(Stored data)
>>>
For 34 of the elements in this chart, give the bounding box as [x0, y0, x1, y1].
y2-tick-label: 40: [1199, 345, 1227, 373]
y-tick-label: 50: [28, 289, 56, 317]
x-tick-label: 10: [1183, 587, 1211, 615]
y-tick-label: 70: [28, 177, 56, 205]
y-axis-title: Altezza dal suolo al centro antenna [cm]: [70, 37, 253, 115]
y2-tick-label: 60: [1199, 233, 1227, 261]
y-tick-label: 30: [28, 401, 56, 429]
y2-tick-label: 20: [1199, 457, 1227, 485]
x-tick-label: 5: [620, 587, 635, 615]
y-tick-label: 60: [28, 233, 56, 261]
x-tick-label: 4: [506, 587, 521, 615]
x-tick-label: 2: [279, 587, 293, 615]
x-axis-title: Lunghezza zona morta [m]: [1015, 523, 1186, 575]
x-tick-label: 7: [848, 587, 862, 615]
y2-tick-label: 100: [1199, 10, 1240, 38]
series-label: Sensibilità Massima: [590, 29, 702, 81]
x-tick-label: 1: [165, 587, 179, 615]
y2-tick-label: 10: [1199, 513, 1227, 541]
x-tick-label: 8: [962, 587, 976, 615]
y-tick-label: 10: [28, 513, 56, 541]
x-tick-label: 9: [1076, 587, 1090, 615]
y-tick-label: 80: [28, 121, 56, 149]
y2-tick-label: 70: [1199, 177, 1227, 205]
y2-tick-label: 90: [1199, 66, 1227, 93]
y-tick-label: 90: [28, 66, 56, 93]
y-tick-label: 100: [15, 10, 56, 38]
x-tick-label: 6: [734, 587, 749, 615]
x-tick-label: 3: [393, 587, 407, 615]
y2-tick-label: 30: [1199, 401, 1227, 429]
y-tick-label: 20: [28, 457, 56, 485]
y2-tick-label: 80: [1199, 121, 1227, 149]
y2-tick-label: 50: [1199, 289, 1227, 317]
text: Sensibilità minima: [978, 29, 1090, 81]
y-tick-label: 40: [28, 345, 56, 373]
<<<
Retype the lines of the stored data above, character for character.

[Output below]:
For 34 of the elements in this chart, give the bounding box as [x0, y0, x1, y1].
y2-tick-label: 40: [1199, 345, 1227, 373]
y-tick-label: 50: [28, 289, 56, 317]
x-tick-label: 10: [1183, 587, 1211, 615]
y-tick-label: 70: [28, 177, 56, 205]
y-axis-title: Altezza dal suolo al centro antenna [cm]: [70, 37, 253, 115]
y2-tick-label: 60: [1199, 233, 1227, 261]
y-tick-label: 30: [28, 401, 56, 429]
y2-tick-label: 20: [1199, 457, 1227, 485]
x-tick-label: 5: [620, 587, 635, 615]
y-tick-label: 60: [28, 233, 56, 261]
x-tick-label: 4: [506, 587, 521, 615]
x-tick-label: 2: [279, 587, 293, 615]
x-axis-title: Lunghezza zona morta [m]: [1015, 523, 1186, 575]
x-tick-label: 7: [848, 587, 862, 615]
y2-tick-label: 100: [1199, 10, 1240, 38]
series-label: Sensibilità Massima: [590, 29, 702, 81]
x-tick-label: 1: [165, 587, 179, 615]
y2-tick-label: 10: [1199, 513, 1227, 541]
x-tick-label: 8: [962, 587, 976, 615]
y-tick-label: 10: [28, 513, 56, 541]
x-tick-label: 9: [1076, 587, 1090, 615]
y-tick-label: 80: [28, 121, 56, 149]
y2-tick-label: 70: [1199, 177, 1227, 205]
y2-tick-label: 90: [1199, 66, 1227, 93]
y-tick-label: 90: [28, 66, 56, 93]
y-tick-label: 100: [15, 10, 56, 38]
x-tick-label: 6: [734, 587, 749, 615]
x-tick-label: 3: [393, 587, 407, 615]
y2-tick-label: 30: [1199, 401, 1227, 429]
y-tick-label: 20: [28, 457, 56, 485]
y2-tick-label: 80: [1199, 121, 1227, 149]
y2-tick-label: 50: [1199, 289, 1227, 317]
text: Sensibilità minima: [978, 29, 1090, 81]
y-tick-label: 40: [28, 345, 56, 373]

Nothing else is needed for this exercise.